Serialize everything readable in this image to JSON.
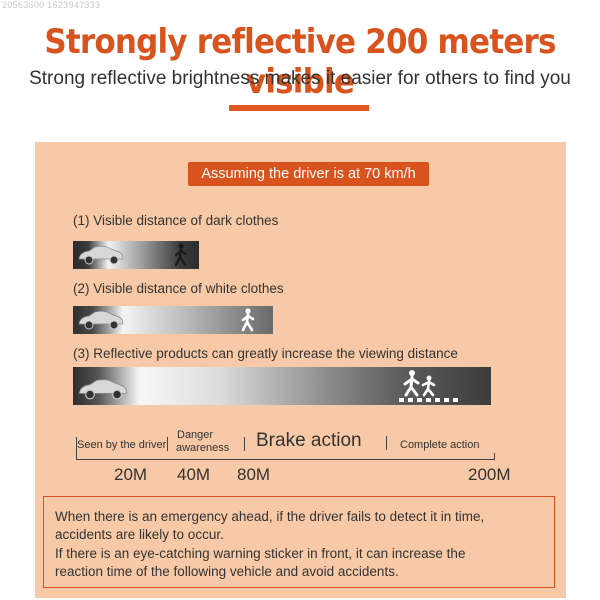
{
  "watermark": "20563600 1623947333",
  "title": "Strongly reflective 200 meters visible",
  "subtitle": "Strong reflective brightness makes it easier for others to find you",
  "colors": {
    "accent": "#d9531e",
    "panel": "#f7c9a6"
  },
  "banner": "Assuming the driver is at 70 km/h",
  "items": [
    {
      "label": "(1)  Visible distance of dark clothes",
      "icon": "walking-person-icon"
    },
    {
      "label": "(2)  Visible distance of white clothes",
      "icon": "walking-person-icon"
    },
    {
      "label": "(3)  Reflective products can greatly increase the viewing distance",
      "icon": "pedestrians-crossing-icon"
    }
  ],
  "scale": {
    "seen": "Seen by the driver",
    "danger_1": "Danger",
    "danger_2": "awareness",
    "brake": "Brake action",
    "complete": "Complete action",
    "marks": [
      "20M",
      "40M",
      "80M",
      "200M"
    ]
  },
  "notes": [
    "When there is an emergency ahead, if the driver fails to detect it in time,",
    "accidents are likely to occur.",
    "If there is an eye-catching warning sticker in front, it can increase the",
    "reaction time of the following vehicle and avoid accidents."
  ]
}
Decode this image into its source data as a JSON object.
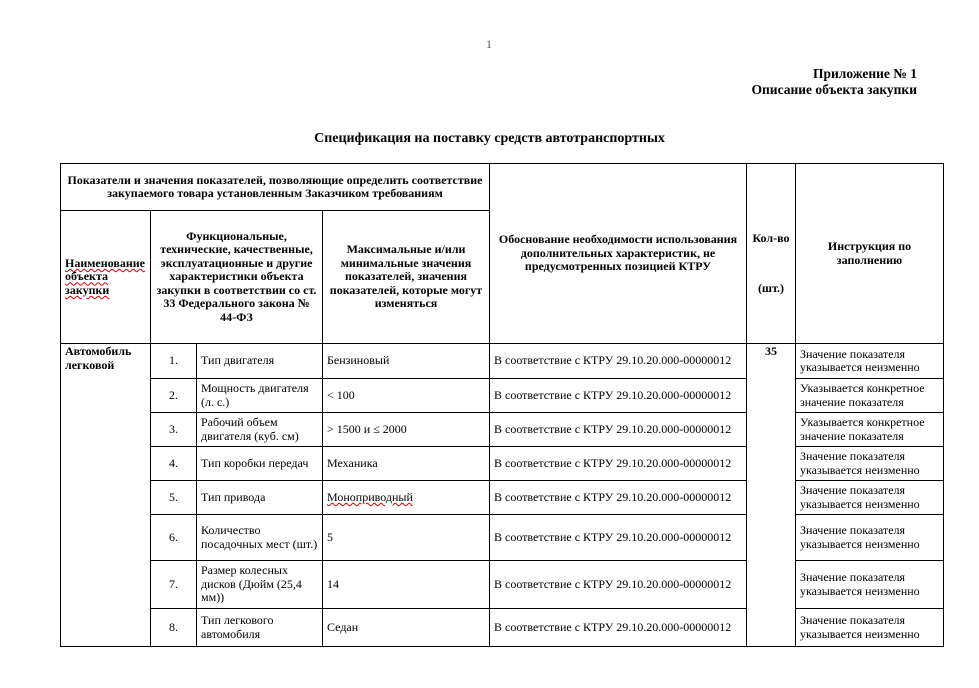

################

** YOUR OBJECTIVE **
Repeat all the data as it stands, dropping any images it holds.

** FINAL ANSWER **
Serialize everything readable in this image to JSON.
{
  "watermark": "20563600 1623947333",
  "title": "Strongly reflective 200 meters visible",
  "subtitle": "Strong reflective brightness makes it easier for others to find you",
  "colors": {
    "accent": "#d9531e",
    "panel": "#f7c9a6"
  },
  "banner": "Assuming the driver is at 70 km/h",
  "items": [
    {
      "label": "(1)  Visible distance of dark clothes",
      "icon": "walking-person-icon"
    },
    {
      "label": "(2)  Visible distance of white clothes",
      "icon": "walking-person-icon"
    },
    {
      "label": "(3)  Reflective products can greatly increase the viewing distance",
      "icon": "pedestrians-crossing-icon"
    }
  ],
  "scale": {
    "seen": "Seen by the driver",
    "danger_1": "Danger",
    "danger_2": "awareness",
    "brake": "Brake action",
    "complete": "Complete action",
    "marks": [
      "20M",
      "40M",
      "80M",
      "200M"
    ]
  },
  "notes": [
    "When there is an emergency ahead, if the driver fails to detect it in time,",
    "accidents are likely to occur.",
    "If there is an eye-catching warning sticker in front, it can increase the",
    "reaction time of the following vehicle and avoid accidents."
  ]
}
Decode this image into its source data as a JSON object.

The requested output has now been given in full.